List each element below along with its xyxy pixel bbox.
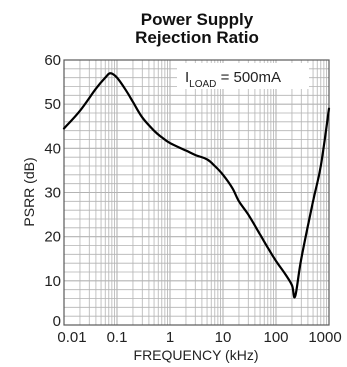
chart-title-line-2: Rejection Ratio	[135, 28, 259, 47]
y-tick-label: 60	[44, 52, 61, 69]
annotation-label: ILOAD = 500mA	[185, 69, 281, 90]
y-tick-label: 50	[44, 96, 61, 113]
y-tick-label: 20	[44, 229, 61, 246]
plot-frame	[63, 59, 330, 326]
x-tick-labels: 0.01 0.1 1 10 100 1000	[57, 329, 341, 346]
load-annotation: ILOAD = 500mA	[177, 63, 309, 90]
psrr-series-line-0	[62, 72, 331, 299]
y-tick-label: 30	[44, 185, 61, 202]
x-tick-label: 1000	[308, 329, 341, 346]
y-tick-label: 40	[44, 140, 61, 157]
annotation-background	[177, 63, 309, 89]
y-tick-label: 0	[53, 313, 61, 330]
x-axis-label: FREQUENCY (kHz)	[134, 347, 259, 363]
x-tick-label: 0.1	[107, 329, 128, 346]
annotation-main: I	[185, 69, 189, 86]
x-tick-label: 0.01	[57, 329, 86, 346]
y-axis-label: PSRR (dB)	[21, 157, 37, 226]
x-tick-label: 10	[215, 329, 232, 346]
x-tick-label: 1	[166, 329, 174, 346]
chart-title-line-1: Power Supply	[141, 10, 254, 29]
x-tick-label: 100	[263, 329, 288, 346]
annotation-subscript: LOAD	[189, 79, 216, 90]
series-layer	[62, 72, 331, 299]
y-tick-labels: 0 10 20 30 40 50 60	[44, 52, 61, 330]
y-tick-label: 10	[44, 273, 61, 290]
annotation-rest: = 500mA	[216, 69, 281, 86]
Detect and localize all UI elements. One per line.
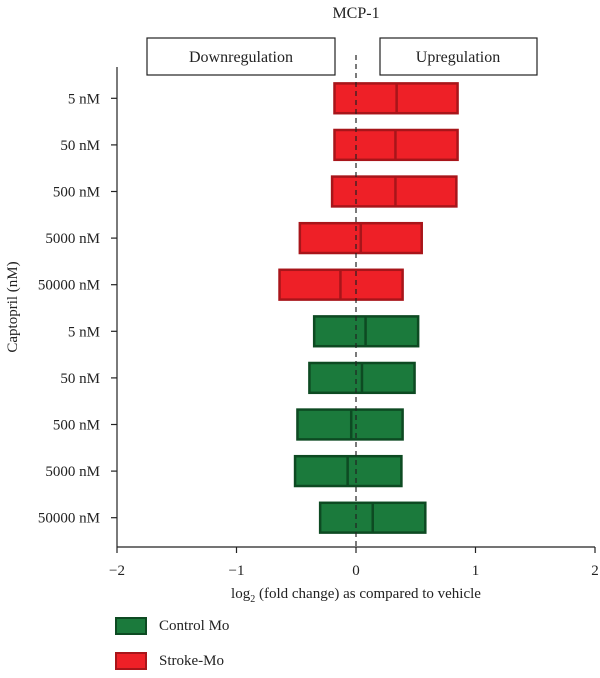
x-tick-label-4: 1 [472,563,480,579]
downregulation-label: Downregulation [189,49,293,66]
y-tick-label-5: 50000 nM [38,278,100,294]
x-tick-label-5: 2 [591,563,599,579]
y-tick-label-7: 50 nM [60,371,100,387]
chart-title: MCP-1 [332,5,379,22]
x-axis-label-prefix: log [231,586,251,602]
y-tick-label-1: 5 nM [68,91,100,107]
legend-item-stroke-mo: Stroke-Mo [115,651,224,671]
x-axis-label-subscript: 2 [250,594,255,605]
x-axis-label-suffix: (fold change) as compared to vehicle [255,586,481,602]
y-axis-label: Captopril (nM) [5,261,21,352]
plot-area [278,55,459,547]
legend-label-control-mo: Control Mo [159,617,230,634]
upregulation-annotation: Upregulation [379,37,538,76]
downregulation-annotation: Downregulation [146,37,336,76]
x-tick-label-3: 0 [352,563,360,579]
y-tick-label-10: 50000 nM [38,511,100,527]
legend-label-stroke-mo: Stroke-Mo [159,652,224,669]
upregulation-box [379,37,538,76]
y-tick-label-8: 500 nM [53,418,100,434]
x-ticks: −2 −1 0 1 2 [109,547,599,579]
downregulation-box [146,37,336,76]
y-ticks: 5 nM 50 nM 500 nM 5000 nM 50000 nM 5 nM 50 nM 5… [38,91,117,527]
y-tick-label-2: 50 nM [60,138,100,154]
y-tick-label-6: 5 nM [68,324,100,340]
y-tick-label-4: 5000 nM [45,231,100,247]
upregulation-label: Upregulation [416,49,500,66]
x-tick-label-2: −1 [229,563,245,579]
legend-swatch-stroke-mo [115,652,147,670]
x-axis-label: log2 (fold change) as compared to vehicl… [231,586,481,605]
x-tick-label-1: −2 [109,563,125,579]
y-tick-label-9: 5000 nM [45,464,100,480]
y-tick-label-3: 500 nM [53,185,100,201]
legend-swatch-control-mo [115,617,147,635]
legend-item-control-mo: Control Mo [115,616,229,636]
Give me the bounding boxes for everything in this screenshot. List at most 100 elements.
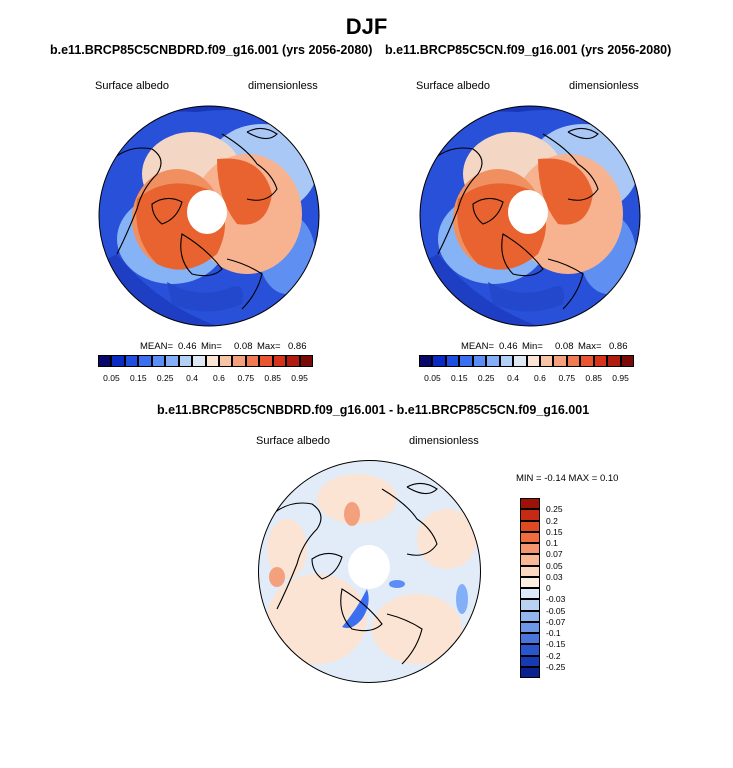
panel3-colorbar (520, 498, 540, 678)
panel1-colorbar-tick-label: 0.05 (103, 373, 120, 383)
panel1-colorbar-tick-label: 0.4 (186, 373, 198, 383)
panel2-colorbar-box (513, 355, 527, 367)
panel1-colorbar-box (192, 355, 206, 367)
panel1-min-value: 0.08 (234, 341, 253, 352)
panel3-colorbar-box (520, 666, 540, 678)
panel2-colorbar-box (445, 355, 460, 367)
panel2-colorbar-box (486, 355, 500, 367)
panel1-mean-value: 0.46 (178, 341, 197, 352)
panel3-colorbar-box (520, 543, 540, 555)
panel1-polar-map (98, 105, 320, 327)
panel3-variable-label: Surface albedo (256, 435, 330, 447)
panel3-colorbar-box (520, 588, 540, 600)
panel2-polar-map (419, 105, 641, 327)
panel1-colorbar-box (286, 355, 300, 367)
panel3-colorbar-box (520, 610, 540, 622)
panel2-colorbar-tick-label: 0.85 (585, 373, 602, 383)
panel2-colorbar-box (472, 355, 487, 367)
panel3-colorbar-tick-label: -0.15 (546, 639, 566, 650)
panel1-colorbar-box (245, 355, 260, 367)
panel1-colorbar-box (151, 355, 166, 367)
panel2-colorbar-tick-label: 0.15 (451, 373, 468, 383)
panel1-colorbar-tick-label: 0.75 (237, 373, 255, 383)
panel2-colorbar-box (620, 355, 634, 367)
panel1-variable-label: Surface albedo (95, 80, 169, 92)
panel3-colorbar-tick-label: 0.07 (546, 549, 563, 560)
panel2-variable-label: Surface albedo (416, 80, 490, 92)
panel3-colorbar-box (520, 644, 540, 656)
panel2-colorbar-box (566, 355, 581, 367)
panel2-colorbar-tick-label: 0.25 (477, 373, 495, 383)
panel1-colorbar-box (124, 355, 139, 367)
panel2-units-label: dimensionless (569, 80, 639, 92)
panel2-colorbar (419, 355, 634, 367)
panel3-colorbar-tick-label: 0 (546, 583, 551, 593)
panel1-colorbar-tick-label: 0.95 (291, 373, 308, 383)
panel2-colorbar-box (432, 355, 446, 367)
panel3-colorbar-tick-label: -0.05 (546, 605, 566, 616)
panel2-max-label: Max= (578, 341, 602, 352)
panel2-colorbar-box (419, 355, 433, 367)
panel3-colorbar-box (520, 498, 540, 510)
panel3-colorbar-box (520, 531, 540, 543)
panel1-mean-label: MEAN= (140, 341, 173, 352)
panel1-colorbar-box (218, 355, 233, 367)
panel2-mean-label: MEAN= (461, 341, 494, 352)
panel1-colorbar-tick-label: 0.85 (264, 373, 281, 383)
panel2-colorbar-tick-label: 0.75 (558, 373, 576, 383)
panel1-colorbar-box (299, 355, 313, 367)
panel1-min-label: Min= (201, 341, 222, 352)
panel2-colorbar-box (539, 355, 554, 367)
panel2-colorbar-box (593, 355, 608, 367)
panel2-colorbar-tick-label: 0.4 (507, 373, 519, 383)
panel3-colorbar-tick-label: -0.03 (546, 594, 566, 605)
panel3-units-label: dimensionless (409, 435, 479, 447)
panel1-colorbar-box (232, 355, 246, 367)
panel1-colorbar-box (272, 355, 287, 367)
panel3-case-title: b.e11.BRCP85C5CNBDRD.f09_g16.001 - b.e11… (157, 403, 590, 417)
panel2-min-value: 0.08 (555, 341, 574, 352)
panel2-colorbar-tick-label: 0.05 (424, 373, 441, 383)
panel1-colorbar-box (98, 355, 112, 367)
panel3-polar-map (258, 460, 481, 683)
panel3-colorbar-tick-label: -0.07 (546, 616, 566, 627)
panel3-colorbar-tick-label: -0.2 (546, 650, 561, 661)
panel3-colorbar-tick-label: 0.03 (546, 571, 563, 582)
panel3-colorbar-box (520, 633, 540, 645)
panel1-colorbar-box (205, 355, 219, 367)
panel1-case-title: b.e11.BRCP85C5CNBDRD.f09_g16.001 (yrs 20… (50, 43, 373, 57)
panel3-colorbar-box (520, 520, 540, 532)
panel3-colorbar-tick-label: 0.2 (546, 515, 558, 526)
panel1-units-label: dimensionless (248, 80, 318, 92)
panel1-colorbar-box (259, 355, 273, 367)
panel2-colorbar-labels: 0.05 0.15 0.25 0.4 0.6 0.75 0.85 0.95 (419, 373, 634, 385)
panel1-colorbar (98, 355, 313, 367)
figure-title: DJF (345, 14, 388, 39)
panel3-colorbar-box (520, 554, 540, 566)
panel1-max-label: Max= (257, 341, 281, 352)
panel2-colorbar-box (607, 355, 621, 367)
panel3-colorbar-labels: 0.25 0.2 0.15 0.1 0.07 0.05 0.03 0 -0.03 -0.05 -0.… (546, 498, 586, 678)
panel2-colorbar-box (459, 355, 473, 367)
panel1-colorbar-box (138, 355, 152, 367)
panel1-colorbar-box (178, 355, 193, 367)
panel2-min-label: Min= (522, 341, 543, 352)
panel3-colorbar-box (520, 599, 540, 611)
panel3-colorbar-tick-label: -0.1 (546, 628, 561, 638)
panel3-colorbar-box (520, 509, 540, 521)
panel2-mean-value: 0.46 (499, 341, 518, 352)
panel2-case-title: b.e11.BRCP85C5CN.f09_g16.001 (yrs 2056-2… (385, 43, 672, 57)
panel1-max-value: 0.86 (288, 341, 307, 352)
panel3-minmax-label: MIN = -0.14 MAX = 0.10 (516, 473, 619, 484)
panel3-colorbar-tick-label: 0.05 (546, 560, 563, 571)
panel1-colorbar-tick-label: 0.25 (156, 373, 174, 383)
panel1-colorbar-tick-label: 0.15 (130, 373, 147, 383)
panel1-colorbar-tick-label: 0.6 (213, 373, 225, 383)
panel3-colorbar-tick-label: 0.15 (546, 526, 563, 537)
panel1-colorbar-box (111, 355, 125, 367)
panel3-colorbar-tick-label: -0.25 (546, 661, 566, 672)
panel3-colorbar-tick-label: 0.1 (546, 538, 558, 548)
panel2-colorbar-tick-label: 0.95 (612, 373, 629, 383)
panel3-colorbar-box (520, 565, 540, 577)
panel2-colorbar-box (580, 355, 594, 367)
...
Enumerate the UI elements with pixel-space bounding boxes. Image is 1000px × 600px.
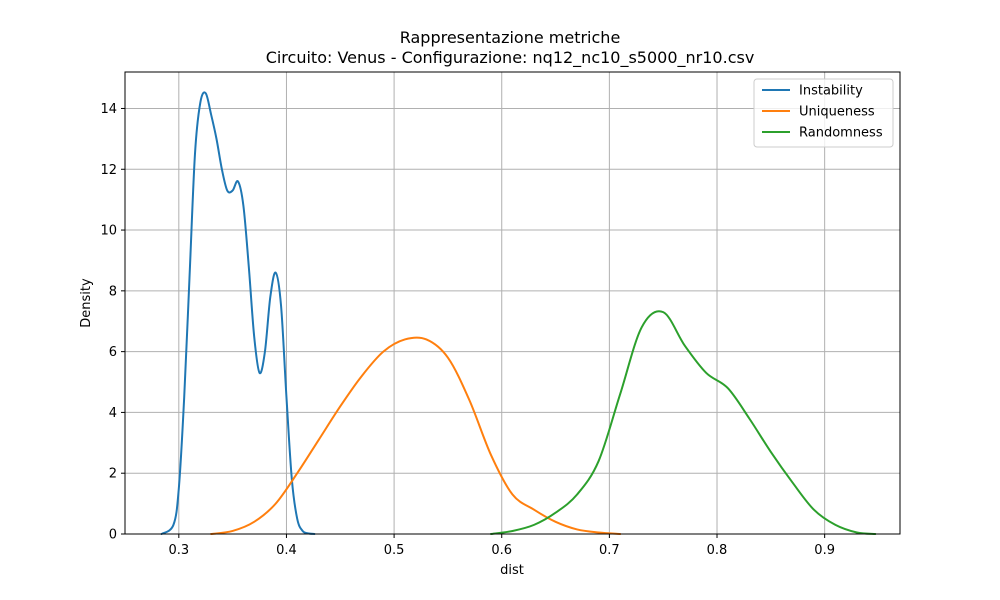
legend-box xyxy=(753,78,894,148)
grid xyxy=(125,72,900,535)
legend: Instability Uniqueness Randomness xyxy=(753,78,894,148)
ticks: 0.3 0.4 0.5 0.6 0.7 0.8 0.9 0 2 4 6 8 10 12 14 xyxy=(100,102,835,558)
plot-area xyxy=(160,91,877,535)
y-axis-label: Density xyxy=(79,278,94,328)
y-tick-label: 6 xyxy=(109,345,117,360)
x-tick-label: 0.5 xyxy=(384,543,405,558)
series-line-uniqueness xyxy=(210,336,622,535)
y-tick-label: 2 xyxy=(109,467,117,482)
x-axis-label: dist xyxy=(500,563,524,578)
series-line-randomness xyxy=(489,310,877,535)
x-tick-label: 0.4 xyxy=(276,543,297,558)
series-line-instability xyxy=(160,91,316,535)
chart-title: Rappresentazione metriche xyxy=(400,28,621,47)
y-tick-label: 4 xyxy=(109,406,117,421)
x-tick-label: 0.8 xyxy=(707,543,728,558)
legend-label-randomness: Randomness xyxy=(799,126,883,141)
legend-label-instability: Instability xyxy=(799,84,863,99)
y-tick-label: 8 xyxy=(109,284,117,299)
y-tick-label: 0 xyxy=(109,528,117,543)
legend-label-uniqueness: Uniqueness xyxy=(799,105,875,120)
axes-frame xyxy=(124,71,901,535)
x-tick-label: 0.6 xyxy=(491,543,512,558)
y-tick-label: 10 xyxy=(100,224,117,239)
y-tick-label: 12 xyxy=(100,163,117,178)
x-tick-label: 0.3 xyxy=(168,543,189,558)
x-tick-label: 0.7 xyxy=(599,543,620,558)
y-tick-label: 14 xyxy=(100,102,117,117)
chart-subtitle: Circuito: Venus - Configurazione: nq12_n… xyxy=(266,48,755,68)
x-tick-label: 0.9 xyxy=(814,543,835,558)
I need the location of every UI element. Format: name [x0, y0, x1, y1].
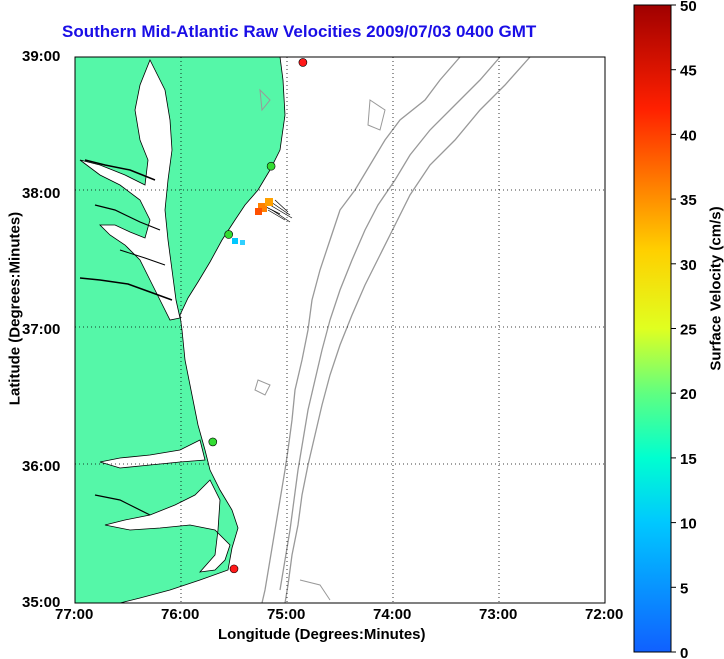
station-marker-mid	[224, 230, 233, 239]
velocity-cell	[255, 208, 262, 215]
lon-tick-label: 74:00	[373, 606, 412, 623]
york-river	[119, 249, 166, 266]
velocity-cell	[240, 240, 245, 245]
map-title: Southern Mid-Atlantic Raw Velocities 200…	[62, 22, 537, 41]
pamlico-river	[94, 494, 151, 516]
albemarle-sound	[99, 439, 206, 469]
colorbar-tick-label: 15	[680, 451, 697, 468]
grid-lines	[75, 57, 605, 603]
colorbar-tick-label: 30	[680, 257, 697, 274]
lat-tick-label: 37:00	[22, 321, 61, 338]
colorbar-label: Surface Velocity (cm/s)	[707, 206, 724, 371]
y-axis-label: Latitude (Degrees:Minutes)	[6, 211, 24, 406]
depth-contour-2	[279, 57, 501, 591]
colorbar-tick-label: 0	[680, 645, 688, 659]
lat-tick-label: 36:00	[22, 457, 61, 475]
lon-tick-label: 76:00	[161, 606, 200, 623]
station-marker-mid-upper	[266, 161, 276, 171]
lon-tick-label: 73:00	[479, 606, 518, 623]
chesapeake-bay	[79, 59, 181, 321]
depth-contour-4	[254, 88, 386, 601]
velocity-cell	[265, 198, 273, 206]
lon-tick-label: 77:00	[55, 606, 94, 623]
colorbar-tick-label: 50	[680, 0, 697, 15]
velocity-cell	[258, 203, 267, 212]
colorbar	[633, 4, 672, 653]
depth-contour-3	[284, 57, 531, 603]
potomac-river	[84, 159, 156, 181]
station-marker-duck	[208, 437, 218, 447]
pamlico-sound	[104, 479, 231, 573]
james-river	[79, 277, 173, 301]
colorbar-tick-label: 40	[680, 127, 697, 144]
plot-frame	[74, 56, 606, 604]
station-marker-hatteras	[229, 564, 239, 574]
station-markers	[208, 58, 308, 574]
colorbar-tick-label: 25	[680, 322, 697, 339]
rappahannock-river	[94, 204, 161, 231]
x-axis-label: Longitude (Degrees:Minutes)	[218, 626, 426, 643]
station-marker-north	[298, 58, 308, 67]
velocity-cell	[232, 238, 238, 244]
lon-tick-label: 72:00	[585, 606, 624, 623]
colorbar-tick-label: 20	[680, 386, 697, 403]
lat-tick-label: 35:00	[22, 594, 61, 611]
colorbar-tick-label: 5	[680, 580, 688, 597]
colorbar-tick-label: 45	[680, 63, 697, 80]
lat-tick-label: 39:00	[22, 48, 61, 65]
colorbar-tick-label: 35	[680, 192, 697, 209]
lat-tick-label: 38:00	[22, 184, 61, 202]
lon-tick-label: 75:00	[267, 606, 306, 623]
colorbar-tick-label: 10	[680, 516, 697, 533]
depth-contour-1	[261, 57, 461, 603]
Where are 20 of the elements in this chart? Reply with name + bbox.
* * *
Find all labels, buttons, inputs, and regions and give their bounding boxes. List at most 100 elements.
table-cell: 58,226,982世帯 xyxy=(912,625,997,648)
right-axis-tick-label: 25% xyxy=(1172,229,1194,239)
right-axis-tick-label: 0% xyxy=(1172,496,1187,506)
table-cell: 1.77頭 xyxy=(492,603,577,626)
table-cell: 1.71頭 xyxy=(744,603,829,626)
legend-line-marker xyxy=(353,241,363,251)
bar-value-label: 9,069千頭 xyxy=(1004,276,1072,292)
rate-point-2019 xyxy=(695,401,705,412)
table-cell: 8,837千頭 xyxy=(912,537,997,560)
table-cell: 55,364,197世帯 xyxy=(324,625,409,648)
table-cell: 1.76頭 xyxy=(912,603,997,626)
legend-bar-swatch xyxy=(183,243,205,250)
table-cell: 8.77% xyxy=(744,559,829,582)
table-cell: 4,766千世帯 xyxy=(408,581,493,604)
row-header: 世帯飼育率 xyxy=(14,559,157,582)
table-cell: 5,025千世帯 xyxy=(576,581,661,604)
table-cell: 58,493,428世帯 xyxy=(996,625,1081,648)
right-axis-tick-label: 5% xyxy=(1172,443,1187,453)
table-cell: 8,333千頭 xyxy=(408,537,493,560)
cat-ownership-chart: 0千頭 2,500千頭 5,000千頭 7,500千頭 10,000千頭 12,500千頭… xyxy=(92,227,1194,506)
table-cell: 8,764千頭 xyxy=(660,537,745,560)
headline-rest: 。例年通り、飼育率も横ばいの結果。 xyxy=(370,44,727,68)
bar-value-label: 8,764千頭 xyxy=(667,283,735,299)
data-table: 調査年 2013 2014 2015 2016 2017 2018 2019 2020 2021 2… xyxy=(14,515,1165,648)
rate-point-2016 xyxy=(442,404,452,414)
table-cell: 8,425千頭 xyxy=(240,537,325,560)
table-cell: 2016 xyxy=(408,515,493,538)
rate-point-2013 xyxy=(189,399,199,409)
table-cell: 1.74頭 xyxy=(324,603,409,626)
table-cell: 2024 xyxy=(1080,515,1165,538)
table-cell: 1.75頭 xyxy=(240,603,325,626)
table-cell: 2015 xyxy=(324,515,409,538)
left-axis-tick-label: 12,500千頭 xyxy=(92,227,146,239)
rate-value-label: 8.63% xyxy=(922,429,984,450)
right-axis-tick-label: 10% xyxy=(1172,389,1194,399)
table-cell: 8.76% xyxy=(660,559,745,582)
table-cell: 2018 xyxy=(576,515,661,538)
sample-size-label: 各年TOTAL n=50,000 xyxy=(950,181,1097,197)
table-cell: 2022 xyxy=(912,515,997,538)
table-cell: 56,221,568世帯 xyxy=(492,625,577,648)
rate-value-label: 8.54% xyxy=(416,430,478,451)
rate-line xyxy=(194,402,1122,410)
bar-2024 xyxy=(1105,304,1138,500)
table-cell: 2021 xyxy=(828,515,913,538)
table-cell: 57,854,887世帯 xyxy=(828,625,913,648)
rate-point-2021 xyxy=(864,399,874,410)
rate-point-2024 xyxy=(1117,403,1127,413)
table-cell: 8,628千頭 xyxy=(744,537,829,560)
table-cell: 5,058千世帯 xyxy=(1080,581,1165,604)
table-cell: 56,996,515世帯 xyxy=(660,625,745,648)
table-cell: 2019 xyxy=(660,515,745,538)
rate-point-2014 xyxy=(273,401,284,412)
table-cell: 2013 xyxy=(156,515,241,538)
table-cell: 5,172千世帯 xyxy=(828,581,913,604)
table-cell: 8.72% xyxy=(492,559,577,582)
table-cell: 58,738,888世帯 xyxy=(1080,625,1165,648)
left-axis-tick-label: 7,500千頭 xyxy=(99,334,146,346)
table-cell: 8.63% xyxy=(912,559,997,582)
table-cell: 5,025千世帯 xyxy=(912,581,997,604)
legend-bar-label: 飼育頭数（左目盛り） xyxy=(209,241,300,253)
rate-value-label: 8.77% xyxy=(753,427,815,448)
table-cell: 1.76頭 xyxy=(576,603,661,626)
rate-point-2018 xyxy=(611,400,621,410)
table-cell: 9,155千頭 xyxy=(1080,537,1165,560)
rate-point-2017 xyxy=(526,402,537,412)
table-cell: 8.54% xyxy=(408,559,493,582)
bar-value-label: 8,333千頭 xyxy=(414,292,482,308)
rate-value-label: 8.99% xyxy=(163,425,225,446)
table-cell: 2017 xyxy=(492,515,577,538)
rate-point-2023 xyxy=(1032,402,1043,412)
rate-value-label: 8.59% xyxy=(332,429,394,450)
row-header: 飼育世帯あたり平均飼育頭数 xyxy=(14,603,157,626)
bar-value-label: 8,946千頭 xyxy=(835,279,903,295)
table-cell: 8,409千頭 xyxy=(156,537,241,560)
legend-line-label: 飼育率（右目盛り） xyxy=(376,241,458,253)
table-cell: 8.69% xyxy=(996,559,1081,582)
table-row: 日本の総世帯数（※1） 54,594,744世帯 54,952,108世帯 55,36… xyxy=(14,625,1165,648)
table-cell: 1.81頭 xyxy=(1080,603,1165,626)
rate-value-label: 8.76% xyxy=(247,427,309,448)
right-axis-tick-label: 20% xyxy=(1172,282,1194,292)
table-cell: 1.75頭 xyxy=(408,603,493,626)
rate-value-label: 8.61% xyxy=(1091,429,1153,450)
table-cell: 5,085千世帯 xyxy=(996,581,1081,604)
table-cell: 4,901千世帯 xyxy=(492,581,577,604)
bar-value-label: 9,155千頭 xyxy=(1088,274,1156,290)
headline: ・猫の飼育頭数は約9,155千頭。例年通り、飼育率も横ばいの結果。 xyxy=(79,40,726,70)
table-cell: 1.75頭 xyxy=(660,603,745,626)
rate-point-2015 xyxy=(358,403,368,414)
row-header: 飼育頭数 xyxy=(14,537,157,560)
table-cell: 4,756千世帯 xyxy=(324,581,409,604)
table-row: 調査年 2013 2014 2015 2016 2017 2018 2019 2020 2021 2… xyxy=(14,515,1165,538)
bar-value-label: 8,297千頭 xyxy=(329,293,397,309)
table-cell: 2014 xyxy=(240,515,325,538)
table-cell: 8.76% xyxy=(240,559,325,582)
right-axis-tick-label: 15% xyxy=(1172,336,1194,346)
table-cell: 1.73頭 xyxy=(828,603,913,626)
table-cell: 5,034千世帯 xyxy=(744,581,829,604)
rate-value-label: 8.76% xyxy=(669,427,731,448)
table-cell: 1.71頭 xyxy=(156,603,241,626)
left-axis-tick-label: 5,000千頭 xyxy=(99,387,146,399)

DIRECTIONS ▸
In the records above, start at the line that contains "panel3-colorbar (520, 498, 540, 678)" and end with the line that contains "panel1-min-value: 0.08 (234, 341, 253, 352)". Give those lines as a numbered list, leaving out any blank lines.

PROBLEM SOLUTION ▸
1. panel3-colorbar (520, 498, 540, 678)
2. panel1-colorbar-tick-label: 0.05 (103, 373, 120, 383)
3. panel1-colorbar-tick-label: 0.4 (186, 373, 198, 383)
4. panel2-colorbar-box (513, 355, 527, 367)
5. panel1-colorbar-box (192, 355, 206, 367)
6. panel1-min-value: 0.08 (234, 341, 253, 352)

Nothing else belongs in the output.